PROBLEM DETAILS: How many lines in the items below contain the string "opaski"? Case counts. Give only the number.

------ ITEMS

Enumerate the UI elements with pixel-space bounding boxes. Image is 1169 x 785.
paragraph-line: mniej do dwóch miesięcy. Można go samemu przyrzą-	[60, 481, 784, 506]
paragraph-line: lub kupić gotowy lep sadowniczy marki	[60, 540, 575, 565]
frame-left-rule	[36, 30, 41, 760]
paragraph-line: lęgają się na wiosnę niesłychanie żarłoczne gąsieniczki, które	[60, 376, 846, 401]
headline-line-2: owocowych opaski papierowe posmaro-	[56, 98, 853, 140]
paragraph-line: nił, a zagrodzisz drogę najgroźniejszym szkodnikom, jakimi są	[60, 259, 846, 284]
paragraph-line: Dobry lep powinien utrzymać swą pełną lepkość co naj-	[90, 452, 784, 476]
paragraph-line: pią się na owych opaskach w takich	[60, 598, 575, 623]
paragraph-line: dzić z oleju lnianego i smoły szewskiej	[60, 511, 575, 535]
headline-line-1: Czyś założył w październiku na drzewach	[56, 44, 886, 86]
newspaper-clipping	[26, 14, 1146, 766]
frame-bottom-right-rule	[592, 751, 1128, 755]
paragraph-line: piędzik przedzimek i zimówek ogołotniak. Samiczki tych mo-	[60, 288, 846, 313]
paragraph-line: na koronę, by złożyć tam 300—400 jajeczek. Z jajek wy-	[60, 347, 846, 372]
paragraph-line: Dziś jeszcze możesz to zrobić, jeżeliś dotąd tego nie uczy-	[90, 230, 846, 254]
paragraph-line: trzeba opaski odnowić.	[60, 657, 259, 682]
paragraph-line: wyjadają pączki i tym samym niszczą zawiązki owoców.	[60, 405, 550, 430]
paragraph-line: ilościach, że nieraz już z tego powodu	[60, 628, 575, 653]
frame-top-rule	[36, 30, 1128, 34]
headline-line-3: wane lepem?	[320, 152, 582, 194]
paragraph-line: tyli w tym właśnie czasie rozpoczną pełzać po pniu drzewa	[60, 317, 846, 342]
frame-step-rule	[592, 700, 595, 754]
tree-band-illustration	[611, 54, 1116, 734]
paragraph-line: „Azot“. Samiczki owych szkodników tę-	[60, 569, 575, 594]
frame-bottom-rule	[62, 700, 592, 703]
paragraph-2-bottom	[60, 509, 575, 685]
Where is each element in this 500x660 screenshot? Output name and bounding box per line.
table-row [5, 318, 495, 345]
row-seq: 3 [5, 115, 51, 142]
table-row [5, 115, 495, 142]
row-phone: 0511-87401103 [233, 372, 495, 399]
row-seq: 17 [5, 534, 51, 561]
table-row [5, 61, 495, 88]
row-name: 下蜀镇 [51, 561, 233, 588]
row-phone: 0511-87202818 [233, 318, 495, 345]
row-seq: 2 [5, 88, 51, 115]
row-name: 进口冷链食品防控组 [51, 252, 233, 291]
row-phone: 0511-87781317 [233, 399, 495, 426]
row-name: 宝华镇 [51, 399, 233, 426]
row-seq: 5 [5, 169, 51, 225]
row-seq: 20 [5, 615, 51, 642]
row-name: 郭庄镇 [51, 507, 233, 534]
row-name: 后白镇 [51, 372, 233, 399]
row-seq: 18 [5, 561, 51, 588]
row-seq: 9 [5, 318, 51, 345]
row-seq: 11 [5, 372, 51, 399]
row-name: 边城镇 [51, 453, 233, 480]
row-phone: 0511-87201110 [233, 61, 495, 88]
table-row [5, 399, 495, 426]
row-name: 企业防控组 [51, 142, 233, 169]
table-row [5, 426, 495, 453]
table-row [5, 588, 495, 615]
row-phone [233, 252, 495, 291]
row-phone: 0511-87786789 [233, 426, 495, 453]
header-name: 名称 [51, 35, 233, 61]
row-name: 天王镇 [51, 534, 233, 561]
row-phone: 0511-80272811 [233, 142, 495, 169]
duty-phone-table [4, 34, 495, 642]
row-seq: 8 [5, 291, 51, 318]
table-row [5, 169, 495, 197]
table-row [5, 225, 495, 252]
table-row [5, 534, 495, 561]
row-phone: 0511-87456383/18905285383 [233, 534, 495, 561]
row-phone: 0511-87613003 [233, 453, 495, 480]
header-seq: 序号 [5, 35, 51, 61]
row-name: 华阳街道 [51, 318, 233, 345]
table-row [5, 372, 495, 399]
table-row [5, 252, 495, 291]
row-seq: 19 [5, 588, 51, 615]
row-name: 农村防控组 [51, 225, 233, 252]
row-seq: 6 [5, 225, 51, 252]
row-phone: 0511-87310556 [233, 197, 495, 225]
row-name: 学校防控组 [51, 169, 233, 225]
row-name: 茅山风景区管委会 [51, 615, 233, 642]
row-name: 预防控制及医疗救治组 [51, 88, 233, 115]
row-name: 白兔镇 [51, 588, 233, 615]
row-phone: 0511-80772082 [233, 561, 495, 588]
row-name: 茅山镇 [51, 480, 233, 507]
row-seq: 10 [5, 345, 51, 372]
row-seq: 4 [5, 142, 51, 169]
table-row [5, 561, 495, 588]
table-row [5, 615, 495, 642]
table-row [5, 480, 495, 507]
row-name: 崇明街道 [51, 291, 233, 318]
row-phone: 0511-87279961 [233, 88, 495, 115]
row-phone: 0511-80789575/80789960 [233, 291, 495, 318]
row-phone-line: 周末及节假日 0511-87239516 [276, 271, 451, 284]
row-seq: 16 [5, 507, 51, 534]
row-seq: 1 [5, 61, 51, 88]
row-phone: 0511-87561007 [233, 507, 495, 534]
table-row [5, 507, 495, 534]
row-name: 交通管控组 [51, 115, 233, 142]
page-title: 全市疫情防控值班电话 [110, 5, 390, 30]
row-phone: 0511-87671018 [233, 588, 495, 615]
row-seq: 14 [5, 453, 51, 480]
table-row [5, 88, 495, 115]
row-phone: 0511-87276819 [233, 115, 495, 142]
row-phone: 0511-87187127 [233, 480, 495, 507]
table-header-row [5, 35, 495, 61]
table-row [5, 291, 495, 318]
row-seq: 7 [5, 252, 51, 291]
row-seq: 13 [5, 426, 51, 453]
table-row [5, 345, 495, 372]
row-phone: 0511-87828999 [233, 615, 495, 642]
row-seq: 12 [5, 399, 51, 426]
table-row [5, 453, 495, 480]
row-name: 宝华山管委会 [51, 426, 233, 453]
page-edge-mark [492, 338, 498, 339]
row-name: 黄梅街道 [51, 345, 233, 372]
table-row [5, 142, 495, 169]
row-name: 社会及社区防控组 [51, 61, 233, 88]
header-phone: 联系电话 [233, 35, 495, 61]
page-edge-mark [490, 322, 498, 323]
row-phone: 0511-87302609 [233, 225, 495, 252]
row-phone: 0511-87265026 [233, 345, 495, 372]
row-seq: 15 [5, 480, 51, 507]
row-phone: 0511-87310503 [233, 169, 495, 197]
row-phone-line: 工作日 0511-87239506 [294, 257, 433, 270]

------------

CORRECT RESULT: 2